AIM:
Search the listing below for the string "регистрации" and show each line that contains it.

··· INPUT RECORDS ···

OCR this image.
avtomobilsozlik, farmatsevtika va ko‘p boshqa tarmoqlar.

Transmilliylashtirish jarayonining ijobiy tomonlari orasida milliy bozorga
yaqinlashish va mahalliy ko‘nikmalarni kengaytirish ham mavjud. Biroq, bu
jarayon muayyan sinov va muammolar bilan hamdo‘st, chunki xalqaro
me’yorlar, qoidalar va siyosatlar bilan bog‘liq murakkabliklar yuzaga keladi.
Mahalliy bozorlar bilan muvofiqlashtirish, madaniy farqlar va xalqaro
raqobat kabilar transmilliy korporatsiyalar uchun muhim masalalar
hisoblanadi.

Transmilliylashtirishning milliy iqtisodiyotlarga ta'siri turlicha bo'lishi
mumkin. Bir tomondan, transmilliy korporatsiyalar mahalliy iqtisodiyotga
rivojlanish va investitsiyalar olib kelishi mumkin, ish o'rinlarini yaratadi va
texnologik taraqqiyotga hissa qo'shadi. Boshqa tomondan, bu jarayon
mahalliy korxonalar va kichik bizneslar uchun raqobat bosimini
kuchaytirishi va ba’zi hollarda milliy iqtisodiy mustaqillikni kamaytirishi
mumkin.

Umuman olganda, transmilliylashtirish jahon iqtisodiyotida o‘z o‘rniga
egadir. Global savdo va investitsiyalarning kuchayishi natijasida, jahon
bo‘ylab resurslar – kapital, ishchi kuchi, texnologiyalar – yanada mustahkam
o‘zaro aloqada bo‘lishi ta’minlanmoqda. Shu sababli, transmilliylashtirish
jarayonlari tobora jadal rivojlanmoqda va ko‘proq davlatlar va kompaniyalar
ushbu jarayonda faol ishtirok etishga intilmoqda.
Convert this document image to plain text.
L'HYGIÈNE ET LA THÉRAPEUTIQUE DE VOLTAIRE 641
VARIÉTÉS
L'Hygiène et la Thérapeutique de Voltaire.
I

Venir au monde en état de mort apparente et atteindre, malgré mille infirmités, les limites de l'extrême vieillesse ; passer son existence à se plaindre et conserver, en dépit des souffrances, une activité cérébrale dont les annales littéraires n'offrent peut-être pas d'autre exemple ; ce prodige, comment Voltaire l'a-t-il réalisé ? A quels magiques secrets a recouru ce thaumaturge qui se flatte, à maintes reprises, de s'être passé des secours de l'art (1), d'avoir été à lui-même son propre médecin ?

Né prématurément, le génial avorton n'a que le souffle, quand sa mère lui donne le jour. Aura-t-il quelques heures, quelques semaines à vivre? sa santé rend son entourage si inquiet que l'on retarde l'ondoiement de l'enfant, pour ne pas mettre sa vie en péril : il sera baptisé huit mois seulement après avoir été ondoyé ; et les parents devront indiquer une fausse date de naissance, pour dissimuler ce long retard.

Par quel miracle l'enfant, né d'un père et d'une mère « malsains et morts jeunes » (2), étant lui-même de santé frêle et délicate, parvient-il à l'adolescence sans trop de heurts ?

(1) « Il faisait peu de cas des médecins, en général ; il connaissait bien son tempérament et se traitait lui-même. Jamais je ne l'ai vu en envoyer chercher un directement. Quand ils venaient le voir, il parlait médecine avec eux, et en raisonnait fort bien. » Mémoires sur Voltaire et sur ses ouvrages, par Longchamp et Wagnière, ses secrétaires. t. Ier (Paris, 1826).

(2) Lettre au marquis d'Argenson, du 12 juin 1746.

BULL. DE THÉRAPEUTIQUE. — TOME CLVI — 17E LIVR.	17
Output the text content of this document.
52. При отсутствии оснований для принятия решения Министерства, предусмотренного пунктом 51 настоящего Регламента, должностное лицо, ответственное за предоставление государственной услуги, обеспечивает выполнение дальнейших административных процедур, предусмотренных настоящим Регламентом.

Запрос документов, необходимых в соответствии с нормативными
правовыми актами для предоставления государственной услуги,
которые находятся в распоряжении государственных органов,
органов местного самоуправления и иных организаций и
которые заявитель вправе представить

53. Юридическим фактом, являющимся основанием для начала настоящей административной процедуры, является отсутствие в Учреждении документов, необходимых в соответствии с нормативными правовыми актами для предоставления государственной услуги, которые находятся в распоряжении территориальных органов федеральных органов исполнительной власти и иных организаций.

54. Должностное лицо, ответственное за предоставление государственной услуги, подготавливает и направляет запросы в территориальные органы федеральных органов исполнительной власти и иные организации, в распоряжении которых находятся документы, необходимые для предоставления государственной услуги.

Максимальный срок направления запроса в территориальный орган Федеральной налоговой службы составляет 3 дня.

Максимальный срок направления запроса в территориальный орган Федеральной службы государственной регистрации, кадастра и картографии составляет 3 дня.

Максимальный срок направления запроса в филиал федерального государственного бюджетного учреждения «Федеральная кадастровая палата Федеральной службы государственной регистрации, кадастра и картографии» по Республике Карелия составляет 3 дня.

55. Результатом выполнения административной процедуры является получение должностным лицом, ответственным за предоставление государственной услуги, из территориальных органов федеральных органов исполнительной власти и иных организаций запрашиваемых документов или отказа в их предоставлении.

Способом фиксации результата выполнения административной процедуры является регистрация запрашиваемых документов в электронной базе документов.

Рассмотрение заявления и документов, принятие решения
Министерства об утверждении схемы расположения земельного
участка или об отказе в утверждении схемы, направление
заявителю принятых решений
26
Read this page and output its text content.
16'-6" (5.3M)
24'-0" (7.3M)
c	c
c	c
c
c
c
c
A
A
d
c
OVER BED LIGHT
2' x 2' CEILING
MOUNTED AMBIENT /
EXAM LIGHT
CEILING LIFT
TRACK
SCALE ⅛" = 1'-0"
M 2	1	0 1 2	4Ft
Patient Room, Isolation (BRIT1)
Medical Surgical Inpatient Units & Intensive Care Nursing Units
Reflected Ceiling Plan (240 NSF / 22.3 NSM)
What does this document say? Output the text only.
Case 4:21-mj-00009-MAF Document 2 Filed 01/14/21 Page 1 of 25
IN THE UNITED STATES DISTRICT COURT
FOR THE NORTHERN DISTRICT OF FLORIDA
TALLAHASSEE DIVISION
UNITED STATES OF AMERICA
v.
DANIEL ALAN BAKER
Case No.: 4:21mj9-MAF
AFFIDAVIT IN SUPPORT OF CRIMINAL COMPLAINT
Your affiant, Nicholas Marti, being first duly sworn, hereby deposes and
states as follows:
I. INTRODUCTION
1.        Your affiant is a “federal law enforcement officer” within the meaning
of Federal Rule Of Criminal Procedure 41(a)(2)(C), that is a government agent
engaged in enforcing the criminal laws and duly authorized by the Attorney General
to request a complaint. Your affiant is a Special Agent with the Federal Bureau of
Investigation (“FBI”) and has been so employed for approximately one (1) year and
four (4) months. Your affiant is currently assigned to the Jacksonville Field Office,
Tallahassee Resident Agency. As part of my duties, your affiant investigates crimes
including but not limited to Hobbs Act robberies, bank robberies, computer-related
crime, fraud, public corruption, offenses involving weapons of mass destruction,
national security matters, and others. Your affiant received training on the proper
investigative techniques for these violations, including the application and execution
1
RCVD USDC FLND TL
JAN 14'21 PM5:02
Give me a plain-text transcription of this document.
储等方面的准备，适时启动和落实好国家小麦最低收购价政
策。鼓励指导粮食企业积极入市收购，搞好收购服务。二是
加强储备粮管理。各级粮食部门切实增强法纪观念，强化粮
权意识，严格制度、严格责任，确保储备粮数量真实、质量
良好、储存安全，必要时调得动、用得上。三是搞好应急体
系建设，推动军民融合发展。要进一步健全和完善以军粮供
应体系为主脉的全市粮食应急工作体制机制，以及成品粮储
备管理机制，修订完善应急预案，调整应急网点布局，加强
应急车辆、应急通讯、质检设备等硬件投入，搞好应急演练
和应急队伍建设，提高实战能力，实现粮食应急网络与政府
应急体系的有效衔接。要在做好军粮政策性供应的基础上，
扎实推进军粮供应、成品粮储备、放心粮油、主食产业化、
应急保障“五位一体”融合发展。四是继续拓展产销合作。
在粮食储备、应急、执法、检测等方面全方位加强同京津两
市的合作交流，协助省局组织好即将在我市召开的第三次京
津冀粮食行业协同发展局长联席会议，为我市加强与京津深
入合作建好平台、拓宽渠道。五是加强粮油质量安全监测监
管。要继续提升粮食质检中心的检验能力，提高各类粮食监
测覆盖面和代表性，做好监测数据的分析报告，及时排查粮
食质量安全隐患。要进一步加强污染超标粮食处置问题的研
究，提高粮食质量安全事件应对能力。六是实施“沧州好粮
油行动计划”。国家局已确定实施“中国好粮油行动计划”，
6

···

RESPONSE FOR THIS EXERCISE:
Максимальный срок направления запроса в территориальный орган Федеральной службы государственной регистрации, кадастра и картографии составляет 3 дня.
Максимальный срок направления запроса в филиал федерального государственного бюджетного учреждения «Федеральная кадастровая палата Федеральной службы государственной регистрации, кадастра и картографии» по Республике Карелия составляет 3 дня.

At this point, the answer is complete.